> **Your goal**: Write the records out again exactly, leaving no images in.

* Start Data listing *

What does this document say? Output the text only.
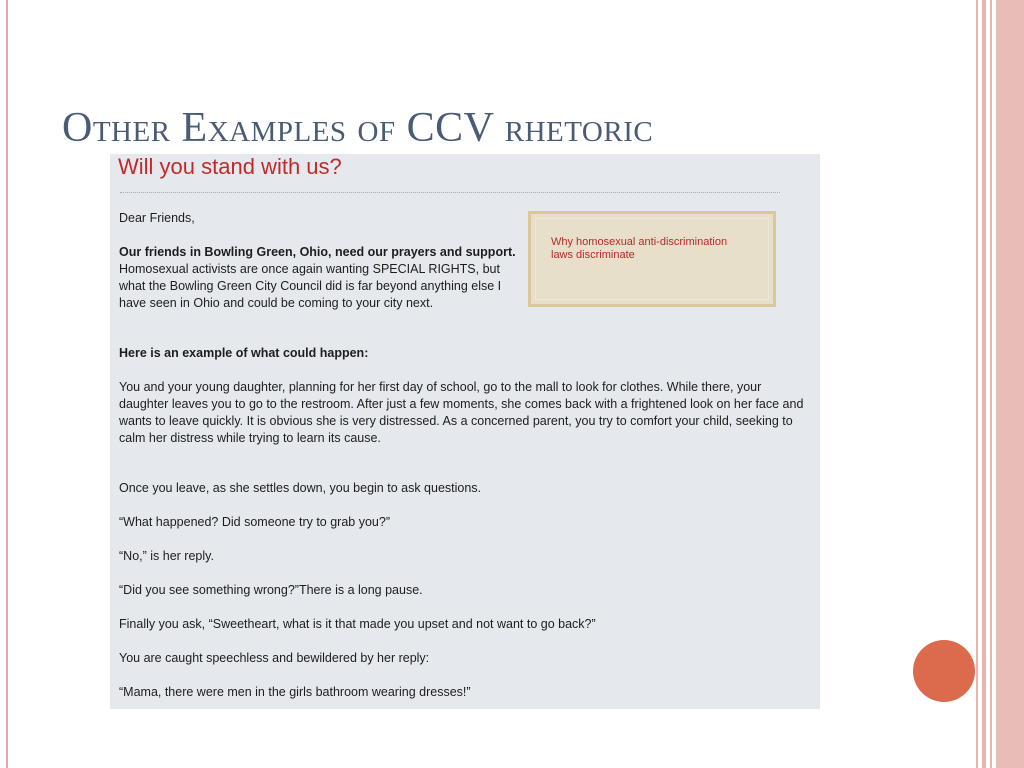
Other Examples of CCV rhetoric
Will you stand with us?
Why homosexual anti-discrimination laws discriminate

Dear Friends,

Our friends in Bowling Green, Ohio, need our prayers and support. Homosexual activists are once again wanting SPECIAL RIGHTS, but what the Bowling Green City Council did is far beyond anything else I have seen in Ohio and could be coming to your city next.

Here is an example of what could happen:

You and your young daughter, planning for her first day of school, go to the mall to look for clothes. While there, your daughter leaves you to go to the restroom. After just a few moments, she comes back with a frightened look on her face and wants to leave quickly. It is obvious she is very distressed. As a concerned parent, you try to comfort your child, seeking to calm her distress while trying to learn its cause.

Once you leave, as she settles down, you begin to ask questions.

“What happened? Did someone try to grab you?”

“No,” is her reply.

“Did you see something wrong?”There is a long pause.

Finally you ask, “Sweetheart, what is it that made you upset and not want to go back?”

You are caught speechless and bewildered by her reply:

“Mama, there were men in the girls bathroom wearing dresses!”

* End Data listing *

> **Exercise output**:
What does this document say? Output the text only.
Other Examples of CCV rhetoric
Will you stand with us?
Why homosexual anti-discrimination laws discriminate

Dear Friends,

Our friends in Bowling Green, Ohio, need our prayers and support. Homosexual activists are once again wanting SPECIAL RIGHTS, but what the Bowling Green City Council did is far beyond anything else I have seen in Ohio and could be coming to your city next.

Here is an example of what could happen:

You and your young daughter, planning for her first day of school, go to the mall to look for clothes. While there, your daughter leaves you to go to the restroom. After just a few moments, she comes back with a frightened look on her face and wants to leave quickly. It is obvious she is very distressed. As a concerned parent, you try to comfort your child, seeking to calm her distress while trying to learn its cause.

Once you leave, as she settles down, you begin to ask questions.

“What happened? Did someone try to grab you?”

“No,” is her reply.

“Did you see something wrong?”There is a long pause.

Finally you ask, “Sweetheart, what is it that made you upset and not want to go back?”

You are caught speechless and bewildered by her reply:

“Mama, there were men in the girls bathroom wearing dresses!”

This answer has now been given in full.